What the task requires:
Output each of the following items verbatim, preserving every line.

Materials provided:
********************

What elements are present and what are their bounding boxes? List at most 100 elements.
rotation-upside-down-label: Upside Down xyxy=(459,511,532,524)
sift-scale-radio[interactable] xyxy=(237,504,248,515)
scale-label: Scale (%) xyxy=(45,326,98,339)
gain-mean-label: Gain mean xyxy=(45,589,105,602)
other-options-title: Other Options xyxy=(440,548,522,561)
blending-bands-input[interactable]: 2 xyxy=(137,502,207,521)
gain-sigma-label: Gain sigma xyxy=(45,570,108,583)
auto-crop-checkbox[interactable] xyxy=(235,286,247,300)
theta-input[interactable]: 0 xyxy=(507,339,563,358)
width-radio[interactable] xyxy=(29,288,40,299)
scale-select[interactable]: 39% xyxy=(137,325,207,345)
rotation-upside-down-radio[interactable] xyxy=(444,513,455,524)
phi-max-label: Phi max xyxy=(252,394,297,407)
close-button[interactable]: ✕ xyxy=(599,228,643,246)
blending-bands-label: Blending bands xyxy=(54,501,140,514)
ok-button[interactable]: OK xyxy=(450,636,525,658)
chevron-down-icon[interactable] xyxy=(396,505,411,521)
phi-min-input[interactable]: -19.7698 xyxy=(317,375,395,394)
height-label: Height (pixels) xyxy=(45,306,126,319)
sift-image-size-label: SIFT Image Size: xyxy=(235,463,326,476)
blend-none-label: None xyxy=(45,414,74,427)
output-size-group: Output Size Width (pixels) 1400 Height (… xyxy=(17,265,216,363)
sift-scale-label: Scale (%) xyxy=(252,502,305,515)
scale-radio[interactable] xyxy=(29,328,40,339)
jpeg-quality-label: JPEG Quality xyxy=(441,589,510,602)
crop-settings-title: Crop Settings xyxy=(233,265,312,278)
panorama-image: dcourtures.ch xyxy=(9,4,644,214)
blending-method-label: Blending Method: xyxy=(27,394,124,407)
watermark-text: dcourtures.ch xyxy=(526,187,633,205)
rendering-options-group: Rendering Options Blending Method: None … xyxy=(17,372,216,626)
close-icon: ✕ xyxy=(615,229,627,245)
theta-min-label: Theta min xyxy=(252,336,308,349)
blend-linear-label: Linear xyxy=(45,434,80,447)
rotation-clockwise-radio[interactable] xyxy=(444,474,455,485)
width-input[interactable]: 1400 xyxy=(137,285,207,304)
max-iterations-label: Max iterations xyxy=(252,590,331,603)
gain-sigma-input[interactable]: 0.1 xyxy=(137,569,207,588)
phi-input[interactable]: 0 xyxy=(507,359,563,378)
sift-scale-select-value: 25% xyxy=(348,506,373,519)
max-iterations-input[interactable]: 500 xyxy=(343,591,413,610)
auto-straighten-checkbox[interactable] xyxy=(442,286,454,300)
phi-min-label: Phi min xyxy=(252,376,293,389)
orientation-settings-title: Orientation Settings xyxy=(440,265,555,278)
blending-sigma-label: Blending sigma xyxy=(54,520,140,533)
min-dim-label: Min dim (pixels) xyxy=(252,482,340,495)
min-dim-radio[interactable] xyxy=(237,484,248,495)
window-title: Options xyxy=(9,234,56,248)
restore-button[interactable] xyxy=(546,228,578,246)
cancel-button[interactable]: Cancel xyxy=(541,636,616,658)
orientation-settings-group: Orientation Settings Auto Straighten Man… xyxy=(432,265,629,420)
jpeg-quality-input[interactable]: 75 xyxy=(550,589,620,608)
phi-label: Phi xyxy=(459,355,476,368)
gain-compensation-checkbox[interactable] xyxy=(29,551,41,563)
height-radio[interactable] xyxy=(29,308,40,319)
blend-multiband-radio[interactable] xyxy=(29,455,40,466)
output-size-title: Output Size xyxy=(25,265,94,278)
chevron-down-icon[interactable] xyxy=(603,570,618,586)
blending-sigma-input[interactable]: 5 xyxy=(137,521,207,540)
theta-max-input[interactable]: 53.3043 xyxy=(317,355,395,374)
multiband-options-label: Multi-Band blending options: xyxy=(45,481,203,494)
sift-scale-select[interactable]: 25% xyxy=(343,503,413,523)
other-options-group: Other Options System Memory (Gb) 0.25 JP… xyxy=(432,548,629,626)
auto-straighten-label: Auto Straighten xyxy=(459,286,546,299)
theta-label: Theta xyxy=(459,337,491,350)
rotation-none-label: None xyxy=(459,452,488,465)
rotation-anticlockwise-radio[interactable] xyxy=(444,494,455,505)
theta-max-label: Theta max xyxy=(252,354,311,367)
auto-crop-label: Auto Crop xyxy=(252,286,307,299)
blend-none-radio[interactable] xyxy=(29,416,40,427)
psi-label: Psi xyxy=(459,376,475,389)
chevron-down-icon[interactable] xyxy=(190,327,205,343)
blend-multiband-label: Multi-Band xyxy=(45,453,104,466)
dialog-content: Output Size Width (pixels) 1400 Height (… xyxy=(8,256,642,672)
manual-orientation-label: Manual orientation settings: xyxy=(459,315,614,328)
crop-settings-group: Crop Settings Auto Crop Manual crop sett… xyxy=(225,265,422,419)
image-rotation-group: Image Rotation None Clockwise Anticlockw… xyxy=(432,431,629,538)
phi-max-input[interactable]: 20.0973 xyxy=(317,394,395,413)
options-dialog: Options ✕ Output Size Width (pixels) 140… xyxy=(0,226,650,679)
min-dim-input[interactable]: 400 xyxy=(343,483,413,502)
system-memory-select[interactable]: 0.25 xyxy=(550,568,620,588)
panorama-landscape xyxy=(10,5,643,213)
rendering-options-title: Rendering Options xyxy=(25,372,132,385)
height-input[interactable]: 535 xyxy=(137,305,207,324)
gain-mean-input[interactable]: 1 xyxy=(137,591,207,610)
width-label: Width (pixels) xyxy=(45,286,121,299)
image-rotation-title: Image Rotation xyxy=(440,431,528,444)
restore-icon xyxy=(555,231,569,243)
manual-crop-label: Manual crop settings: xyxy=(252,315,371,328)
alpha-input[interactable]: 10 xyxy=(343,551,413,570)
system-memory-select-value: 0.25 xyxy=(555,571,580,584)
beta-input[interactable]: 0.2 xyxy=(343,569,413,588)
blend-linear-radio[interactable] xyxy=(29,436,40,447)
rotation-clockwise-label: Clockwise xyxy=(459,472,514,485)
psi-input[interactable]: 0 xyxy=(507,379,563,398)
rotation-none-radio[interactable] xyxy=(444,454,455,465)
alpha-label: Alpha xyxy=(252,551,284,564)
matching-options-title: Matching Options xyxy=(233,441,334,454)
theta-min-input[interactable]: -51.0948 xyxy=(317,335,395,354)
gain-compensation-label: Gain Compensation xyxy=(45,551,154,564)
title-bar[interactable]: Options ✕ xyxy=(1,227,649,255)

********************

The output:
What elements are present and what are their bounding boxes? List at most 100 elements.
rotation-upside-down-label: Upside Down xyxy=(459,511,532,524)
sift-scale-radio[interactable] xyxy=(237,504,248,515)
scale-label: Scale (%) xyxy=(45,326,98,339)
gain-mean-label: Gain mean xyxy=(45,589,105,602)
other-options-title: Other Options xyxy=(440,548,522,561)
blending-bands-input[interactable]: 2 xyxy=(137,502,207,521)
gain-sigma-label: Gain sigma xyxy=(45,570,108,583)
auto-crop-checkbox[interactable] xyxy=(235,286,247,300)
theta-input[interactable]: 0 xyxy=(507,339,563,358)
width-radio[interactable] xyxy=(29,288,40,299)
scale-select[interactable]: 39% xyxy=(137,325,207,345)
rotation-upside-down-radio[interactable] xyxy=(444,513,455,524)
phi-max-label: Phi max xyxy=(252,394,297,407)
close-button[interactable]: ✕ xyxy=(599,228,643,246)
blending-bands-label: Blending bands xyxy=(54,501,140,514)
ok-button[interactable]: OK xyxy=(450,636,525,658)
chevron-down-icon[interactable] xyxy=(396,505,411,521)
phi-min-input[interactable]: -19.7698 xyxy=(317,375,395,394)
height-label: Height (pixels) xyxy=(45,306,126,319)
sift-image-size-label: SIFT Image Size: xyxy=(235,463,326,476)
blend-none-label: None xyxy=(45,414,74,427)
output-size-group: Output Size Width (pixels) 1400 Height (… xyxy=(17,265,216,363)
sift-scale-label: Scale (%) xyxy=(252,502,305,515)
scale-radio[interactable] xyxy=(29,328,40,339)
jpeg-quality-label: JPEG Quality xyxy=(441,589,510,602)
crop-settings-title: Crop Settings xyxy=(233,265,312,278)
panorama-image: dcourtures.ch xyxy=(9,4,644,214)
blending-method-label: Blending Method: xyxy=(27,394,124,407)
watermark-text: dcourtures.ch xyxy=(526,187,633,205)
rendering-options-group: Rendering Options Blending Method: None … xyxy=(17,372,216,626)
close-icon: ✕ xyxy=(615,229,627,245)
theta-min-label: Theta min xyxy=(252,336,308,349)
blend-linear-label: Linear xyxy=(45,434,80,447)
rotation-clockwise-radio[interactable] xyxy=(444,474,455,485)
width-input[interactable]: 1400 xyxy=(137,285,207,304)
max-iterations-label: Max iterations xyxy=(252,590,331,603)
gain-sigma-input[interactable]: 0.1 xyxy=(137,569,207,588)
phi-input[interactable]: 0 xyxy=(507,359,563,378)
sift-scale-select-value: 25% xyxy=(348,506,373,519)
max-iterations-input[interactable]: 500 xyxy=(343,591,413,610)
auto-straighten-checkbox[interactable] xyxy=(442,286,454,300)
phi-min-label: Phi min xyxy=(252,376,293,389)
orientation-settings-title: Orientation Settings xyxy=(440,265,555,278)
blending-sigma-label: Blending sigma xyxy=(54,520,140,533)
min-dim-label: Min dim (pixels) xyxy=(252,482,340,495)
min-dim-radio[interactable] xyxy=(237,484,248,495)
window-title: Options xyxy=(9,234,56,248)
restore-button[interactable] xyxy=(546,228,578,246)
cancel-button[interactable]: Cancel xyxy=(541,636,616,658)
orientation-settings-group: Orientation Settings Auto Straighten Man… xyxy=(432,265,629,420)
jpeg-quality-input[interactable]: 75 xyxy=(550,589,620,608)
phi-label: Phi xyxy=(459,355,476,368)
gain-compensation-checkbox[interactable] xyxy=(29,551,41,563)
height-radio[interactable] xyxy=(29,308,40,319)
blend-multiband-radio[interactable] xyxy=(29,455,40,466)
output-size-title: Output Size xyxy=(25,265,94,278)
chevron-down-icon[interactable] xyxy=(603,570,618,586)
blending-sigma-input[interactable]: 5 xyxy=(137,521,207,540)
theta-max-input[interactable]: 53.3043 xyxy=(317,355,395,374)
multiband-options-label: Multi-Band blending options: xyxy=(45,481,203,494)
sift-scale-select[interactable]: 25% xyxy=(343,503,413,523)
other-options-group: Other Options System Memory (Gb) 0.25 JP… xyxy=(432,548,629,626)
auto-straighten-label: Auto Straighten xyxy=(459,286,546,299)
theta-label: Theta xyxy=(459,337,491,350)
rotation-none-label: None xyxy=(459,452,488,465)
rotation-anticlockwise-radio[interactable] xyxy=(444,494,455,505)
theta-max-label: Theta max xyxy=(252,354,311,367)
auto-crop-label: Auto Crop xyxy=(252,286,307,299)
blend-none-radio[interactable] xyxy=(29,416,40,427)
psi-label: Psi xyxy=(459,376,475,389)
chevron-down-icon[interactable] xyxy=(190,327,205,343)
blend-multiband-label: Multi-Band xyxy=(45,453,104,466)
dialog-content: Output Size Width (pixels) 1400 Height (… xyxy=(8,256,642,672)
manual-orientation-label: Manual orientation settings: xyxy=(459,315,614,328)
crop-settings-group: Crop Settings Auto Crop Manual crop sett… xyxy=(225,265,422,419)
image-rotation-group: Image Rotation None Clockwise Anticlockw… xyxy=(432,431,629,538)
phi-max-input[interactable]: 20.0973 xyxy=(317,394,395,413)
options-dialog: Options ✕ Output Size Width (pixels) 140… xyxy=(0,226,650,679)
min-dim-input[interactable]: 400 xyxy=(343,483,413,502)
system-memory-select[interactable]: 0.25 xyxy=(550,568,620,588)
panorama-landscape xyxy=(10,5,643,213)
rendering-options-title: Rendering Options xyxy=(25,372,132,385)
height-input[interactable]: 535 xyxy=(137,305,207,324)
gain-mean-input[interactable]: 1 xyxy=(137,591,207,610)
width-label: Width (pixels) xyxy=(45,286,121,299)
image-rotation-title: Image Rotation xyxy=(440,431,528,444)
restore-icon xyxy=(555,231,569,243)
manual-crop-label: Manual crop settings: xyxy=(252,315,371,328)
alpha-input[interactable]: 10 xyxy=(343,551,413,570)
system-memory-select-value: 0.25 xyxy=(555,571,580,584)
beta-input[interactable]: 0.2 xyxy=(343,569,413,588)
blend-linear-radio[interactable] xyxy=(29,436,40,447)
rotation-clockwise-label: Clockwise xyxy=(459,472,514,485)
psi-input[interactable]: 0 xyxy=(507,379,563,398)
rotation-none-radio[interactable] xyxy=(444,454,455,465)
alpha-label: Alpha xyxy=(252,551,284,564)
matching-options-title: Matching Options xyxy=(233,441,334,454)
theta-min-input[interactable]: -51.0948 xyxy=(317,335,395,354)
gain-compensation-label: Gain Compensation xyxy=(45,551,154,564)
title-bar[interactable]: Options ✕ xyxy=(1,227,649,255)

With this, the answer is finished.